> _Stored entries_
==*==
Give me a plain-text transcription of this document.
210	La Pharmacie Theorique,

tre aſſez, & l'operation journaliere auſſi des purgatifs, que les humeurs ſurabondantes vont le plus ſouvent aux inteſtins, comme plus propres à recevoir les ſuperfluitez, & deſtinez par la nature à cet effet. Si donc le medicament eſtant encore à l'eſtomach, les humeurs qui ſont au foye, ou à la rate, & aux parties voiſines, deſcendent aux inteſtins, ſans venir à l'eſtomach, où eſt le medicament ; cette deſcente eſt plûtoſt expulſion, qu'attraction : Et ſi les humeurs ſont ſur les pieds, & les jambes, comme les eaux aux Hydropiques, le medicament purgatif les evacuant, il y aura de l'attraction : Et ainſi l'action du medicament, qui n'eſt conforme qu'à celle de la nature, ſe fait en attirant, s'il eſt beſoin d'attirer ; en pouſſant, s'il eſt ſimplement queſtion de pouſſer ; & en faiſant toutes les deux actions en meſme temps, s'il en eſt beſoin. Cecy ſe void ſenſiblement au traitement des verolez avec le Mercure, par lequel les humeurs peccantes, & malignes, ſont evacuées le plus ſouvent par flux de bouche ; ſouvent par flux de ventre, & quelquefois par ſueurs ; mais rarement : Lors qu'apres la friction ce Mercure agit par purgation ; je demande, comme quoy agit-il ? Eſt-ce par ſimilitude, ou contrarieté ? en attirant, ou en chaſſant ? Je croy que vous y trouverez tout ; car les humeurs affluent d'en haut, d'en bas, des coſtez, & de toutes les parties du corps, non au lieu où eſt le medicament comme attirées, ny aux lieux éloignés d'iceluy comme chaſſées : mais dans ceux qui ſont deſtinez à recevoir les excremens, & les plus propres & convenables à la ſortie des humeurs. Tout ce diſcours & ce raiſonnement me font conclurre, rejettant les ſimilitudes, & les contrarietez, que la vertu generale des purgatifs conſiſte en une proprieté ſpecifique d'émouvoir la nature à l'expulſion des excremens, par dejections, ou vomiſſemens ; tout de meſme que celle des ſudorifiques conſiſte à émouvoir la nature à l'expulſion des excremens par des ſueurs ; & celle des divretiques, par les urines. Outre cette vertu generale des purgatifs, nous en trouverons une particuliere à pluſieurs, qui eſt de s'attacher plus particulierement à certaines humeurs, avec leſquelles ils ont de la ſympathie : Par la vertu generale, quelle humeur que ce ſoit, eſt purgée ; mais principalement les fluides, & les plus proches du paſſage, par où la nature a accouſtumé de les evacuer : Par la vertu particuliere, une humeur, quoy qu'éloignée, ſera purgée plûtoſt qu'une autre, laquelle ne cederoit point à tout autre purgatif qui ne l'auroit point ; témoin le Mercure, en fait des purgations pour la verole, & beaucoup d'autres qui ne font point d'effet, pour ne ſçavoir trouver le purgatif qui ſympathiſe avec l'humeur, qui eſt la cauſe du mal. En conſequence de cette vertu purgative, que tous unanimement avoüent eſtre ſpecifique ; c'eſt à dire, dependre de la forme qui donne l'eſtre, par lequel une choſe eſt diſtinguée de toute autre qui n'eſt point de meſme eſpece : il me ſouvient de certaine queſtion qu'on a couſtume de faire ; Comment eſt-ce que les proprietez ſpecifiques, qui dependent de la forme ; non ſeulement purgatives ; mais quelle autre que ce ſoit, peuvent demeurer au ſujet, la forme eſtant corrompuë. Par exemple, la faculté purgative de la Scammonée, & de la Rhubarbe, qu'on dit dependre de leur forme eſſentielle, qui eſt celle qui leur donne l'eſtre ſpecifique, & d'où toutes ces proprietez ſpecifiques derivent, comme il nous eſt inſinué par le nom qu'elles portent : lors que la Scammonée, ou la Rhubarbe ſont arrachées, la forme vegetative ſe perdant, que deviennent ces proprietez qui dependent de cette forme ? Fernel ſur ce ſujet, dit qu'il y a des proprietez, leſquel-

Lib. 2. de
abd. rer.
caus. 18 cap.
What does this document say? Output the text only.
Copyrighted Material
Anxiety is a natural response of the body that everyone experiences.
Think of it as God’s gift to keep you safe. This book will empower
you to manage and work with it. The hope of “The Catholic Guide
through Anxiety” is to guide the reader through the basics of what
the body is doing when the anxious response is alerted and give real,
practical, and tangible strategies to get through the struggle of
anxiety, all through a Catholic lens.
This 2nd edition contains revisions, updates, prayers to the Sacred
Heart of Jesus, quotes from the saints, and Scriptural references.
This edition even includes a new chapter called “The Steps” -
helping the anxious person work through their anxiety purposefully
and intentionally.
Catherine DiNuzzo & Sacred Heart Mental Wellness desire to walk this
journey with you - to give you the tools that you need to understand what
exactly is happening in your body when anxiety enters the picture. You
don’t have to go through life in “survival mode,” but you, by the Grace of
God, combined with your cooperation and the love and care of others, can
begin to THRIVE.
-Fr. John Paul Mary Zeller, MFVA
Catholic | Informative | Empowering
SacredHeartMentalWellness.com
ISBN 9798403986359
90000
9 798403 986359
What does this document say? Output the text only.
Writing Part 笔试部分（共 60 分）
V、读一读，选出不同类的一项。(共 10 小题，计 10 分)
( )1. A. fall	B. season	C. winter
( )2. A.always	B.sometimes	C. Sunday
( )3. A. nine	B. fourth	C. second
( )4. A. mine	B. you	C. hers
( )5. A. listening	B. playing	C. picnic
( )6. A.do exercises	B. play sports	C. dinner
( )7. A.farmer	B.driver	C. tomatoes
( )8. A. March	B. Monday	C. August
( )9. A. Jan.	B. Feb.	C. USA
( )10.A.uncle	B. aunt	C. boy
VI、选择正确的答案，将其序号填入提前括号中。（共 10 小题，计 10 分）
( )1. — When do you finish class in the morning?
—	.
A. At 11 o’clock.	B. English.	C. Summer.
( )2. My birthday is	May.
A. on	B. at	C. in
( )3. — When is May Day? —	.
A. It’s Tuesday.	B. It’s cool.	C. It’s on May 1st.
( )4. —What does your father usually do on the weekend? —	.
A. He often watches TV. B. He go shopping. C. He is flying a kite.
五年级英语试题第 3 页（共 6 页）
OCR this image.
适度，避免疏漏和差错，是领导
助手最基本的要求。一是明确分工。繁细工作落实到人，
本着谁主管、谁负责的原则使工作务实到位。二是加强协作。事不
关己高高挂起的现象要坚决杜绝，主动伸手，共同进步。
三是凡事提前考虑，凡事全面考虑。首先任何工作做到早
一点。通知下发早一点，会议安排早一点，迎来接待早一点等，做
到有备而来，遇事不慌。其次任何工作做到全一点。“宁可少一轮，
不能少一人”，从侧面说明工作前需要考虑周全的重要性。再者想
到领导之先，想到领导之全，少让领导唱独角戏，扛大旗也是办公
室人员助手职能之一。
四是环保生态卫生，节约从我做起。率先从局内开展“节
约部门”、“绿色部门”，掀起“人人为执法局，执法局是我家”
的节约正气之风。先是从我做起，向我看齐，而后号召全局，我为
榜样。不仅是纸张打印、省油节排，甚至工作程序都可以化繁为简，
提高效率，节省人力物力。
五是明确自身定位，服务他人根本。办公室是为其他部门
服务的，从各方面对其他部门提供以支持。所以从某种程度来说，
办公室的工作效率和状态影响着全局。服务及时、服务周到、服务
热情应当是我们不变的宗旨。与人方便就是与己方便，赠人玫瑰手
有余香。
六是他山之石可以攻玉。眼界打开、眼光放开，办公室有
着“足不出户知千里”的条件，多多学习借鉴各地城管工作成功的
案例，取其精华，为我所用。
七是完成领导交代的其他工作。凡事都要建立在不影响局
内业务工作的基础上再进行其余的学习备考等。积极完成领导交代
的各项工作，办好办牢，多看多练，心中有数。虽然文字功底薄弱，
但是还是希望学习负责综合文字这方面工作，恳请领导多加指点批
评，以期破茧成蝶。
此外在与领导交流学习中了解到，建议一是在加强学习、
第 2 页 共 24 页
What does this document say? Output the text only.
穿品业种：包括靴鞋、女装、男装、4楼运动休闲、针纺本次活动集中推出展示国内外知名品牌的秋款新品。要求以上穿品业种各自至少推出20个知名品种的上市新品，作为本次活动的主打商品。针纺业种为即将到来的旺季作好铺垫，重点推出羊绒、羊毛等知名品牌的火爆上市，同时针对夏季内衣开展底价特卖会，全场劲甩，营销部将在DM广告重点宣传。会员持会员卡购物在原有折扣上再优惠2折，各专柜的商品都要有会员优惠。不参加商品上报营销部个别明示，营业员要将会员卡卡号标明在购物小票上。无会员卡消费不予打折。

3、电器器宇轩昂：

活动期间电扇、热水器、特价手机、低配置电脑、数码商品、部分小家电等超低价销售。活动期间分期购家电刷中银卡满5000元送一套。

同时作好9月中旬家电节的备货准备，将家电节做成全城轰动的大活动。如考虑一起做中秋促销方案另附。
==*==
> _TASK DIRECTIONS_
Report the number of lines above containing the word "through", with no other text.

> _TASK OUTPUT_
5